**Aim of the exercise:** Print the data exactly as it is given, please.
━━━━━ Supplied material
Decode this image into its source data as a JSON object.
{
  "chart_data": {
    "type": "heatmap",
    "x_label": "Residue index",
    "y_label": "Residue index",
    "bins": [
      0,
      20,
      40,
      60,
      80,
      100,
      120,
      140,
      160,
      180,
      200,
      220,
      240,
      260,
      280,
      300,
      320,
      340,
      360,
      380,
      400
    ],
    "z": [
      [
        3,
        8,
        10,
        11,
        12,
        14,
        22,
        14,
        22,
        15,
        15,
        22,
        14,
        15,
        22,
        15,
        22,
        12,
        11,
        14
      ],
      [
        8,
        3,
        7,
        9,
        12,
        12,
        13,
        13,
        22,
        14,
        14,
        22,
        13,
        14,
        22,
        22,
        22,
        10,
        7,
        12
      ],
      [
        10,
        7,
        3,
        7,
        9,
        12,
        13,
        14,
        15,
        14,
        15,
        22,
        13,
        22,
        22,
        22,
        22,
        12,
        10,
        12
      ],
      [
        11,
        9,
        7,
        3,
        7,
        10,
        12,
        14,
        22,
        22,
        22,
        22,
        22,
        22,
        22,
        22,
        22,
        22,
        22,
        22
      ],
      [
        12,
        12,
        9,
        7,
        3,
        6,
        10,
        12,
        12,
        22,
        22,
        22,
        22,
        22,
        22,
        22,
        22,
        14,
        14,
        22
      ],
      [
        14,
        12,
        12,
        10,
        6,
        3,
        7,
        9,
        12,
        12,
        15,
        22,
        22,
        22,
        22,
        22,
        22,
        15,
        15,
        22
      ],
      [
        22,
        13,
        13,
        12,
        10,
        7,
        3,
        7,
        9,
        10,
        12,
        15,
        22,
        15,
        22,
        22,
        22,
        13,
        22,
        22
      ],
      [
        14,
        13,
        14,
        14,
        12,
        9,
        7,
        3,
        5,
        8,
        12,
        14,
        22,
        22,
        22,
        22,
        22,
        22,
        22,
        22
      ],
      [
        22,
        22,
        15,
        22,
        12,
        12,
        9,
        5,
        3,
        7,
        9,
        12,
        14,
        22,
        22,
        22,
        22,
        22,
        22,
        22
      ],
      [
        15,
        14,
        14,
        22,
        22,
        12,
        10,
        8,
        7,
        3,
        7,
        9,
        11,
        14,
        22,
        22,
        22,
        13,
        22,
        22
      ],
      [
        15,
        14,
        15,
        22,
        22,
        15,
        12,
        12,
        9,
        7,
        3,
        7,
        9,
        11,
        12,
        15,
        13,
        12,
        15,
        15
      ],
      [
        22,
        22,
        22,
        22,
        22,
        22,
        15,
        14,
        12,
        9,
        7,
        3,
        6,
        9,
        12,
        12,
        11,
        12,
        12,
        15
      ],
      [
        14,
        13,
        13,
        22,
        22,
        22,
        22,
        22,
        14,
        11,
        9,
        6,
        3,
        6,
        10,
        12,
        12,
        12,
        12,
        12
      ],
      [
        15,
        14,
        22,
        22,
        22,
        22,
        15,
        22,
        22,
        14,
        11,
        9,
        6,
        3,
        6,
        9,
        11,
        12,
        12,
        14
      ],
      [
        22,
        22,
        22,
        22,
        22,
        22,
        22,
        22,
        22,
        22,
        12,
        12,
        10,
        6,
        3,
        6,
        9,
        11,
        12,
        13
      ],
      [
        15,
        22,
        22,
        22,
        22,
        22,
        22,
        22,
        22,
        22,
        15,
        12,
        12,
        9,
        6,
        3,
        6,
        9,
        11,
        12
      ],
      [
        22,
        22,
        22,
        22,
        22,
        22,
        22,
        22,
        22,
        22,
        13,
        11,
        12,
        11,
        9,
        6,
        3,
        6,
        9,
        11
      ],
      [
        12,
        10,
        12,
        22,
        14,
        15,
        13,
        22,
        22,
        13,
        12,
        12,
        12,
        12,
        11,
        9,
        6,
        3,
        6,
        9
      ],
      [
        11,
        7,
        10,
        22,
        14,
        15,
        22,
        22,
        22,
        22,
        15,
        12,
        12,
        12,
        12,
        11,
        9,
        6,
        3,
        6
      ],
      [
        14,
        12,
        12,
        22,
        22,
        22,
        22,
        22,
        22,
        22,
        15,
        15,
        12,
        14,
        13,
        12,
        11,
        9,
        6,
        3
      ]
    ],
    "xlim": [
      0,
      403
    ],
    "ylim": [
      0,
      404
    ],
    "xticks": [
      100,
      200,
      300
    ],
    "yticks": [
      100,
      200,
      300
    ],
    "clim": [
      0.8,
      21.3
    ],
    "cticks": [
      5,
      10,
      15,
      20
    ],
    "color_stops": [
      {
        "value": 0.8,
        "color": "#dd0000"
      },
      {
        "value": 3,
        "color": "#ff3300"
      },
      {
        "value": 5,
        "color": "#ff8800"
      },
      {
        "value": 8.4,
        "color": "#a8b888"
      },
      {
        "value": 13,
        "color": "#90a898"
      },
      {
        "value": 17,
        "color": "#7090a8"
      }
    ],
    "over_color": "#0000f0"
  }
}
━━━━━━━━━━
**The completed task:**
Decode this image into its source data as a JSON object.
{
  "chart_data": {
    "type": "heatmap",
    "x_label": "Residue index",
    "y_label": "Residue index",
    "bins": [
      0,
      20,
      40,
      60,
      80,
      100,
      120,
      140,
      160,
      180,
      200,
      220,
      240,
      260,
      280,
      300,
      320,
      340,
      360,
      380,
      400
    ],
    "z": [
      [
        3,
        8,
        10,
        11,
        12,
        14,
        22,
        14,
        22,
        15,
        15,
        22,
        14,
        15,
        22,
        15,
        22,
        12,
        11,
        14
      ],
      [
        8,
        3,
        7,
        9,
        12,
        12,
        13,
        13,
        22,
        14,
        14,
        22,
        13,
        14,
        22,
        22,
        22,
        10,
        7,
        12
      ],
      [
        10,
        7,
        3,
        7,
        9,
        12,
        13,
        14,
        15,
        14,
        15,
        22,
        13,
        22,
        22,
        22,
        22,
        12,
        10,
        12
      ],
      [
        11,
        9,
        7,
        3,
        7,
        10,
        12,
        14,
        22,
        22,
        22,
        22,
        22,
        22,
        22,
        22,
        22,
        22,
        22,
        22
      ],
      [
        12,
        12,
        9,
        7,
        3,
        6,
        10,
        12,
        12,
        22,
        22,
        22,
        22,
        22,
        22,
        22,
        22,
        14,
        14,
        22
      ],
      [
        14,
        12,
        12,
        10,
        6,
        3,
        7,
        9,
        12,
        12,
        15,
        22,
        22,
        22,
        22,
        22,
        22,
        15,
        15,
        22
      ],
      [
        22,
        13,
        13,
        12,
        10,
        7,
        3,
        7,
        9,
        10,
        12,
        15,
        22,
        15,
        22,
        22,
        22,
        13,
        22,
        22
      ],
      [
        14,
        13,
        14,
        14,
        12,
        9,
        7,
        3,
        5,
        8,
        12,
        14,
        22,
        22,
        22,
        22,
        22,
        22,
        22,
        22
      ],
      [
        22,
        22,
        15,
        22,
        12,
        12,
        9,
        5,
        3,
        7,
        9,
        12,
        14,
        22,
        22,
        22,
        22,
        22,
        22,
        22
      ],
      [
        15,
        14,
        14,
        22,
        22,
        12,
        10,
        8,
        7,
        3,
        7,
        9,
        11,
        14,
        22,
        22,
        22,
        13,
        22,
        22
      ],
      [
        15,
        14,
        15,
        22,
        22,
        15,
        12,
        12,
        9,
        7,
        3,
        7,
        9,
        11,
        12,
        15,
        13,
        12,
        15,
        15
      ],
      [
        22,
        22,
        22,
        22,
        22,
        22,
        15,
        14,
        12,
        9,
        7,
        3,
        6,
        9,
        12,
        12,
        11,
        12,
        12,
        15
      ],
      [
        14,
        13,
        13,
        22,
        22,
        22,
        22,
        22,
        14,
        11,
        9,
        6,
        3,
        6,
        10,
        12,
        12,
        12,
        12,
        12
      ],
      [
        15,
        14,
        22,
        22,
        22,
        22,
        15,
        22,
        22,
        14,
        11,
        9,
        6,
        3,
        6,
        9,
        11,
        12,
        12,
        14
      ],
      [
        22,
        22,
        22,
        22,
        22,
        22,
        22,
        22,
        22,
        22,
        12,
        12,
        10,
        6,
        3,
        6,
        9,
        11,
        12,
        13
      ],
      [
        15,
        22,
        22,
        22,
        22,
        22,
        22,
        22,
        22,
        22,
        15,
        12,
        12,
        9,
        6,
        3,
        6,
        9,
        11,
        12
      ],
      [
        22,
        22,
        22,
        22,
        22,
        22,
        22,
        22,
        22,
        22,
        13,
        11,
        12,
        11,
        9,
        6,
        3,
        6,
        9,
        11
      ],
      [
        12,
        10,
        12,
        22,
        14,
        15,
        13,
        22,
        22,
        13,
        12,
        12,
        12,
        12,
        11,
        9,
        6,
        3,
        6,
        9
      ],
      [
        11,
        7,
        10,
        22,
        14,
        15,
        22,
        22,
        22,
        22,
        15,
        12,
        12,
        12,
        12,
        11,
        9,
        6,
        3,
        6
      ],
      [
        14,
        12,
        12,
        22,
        22,
        22,
        22,
        22,
        22,
        22,
        15,
        15,
        12,
        14,
        13,
        12,
        11,
        9,
        6,
        3
      ]
    ],
    "xlim": [
      0,
      403
    ],
    "ylim": [
      0,
      404
    ],
    "xticks": [
      100,
      200,
      300
    ],
    "yticks": [
      100,
      200,
      300
    ],
    "clim": [
      0.8,
      21.3
    ],
    "cticks": [
      5,
      10,
      15,
      20
    ],
    "color_stops": [
      {
        "value": 0.8,
        "color": "#dd0000"
      },
      {
        "value": 3,
        "color": "#ff3300"
      },
      {
        "value": 5,
        "color": "#ff8800"
      },
      {
        "value": 8.4,
        "color": "#a8b888"
      },
      {
        "value": 13,
        "color": "#90a898"
      },
      {
        "value": 17,
        "color": "#7090a8"
      }
    ],
    "over_color": "#0000f0"
  }
}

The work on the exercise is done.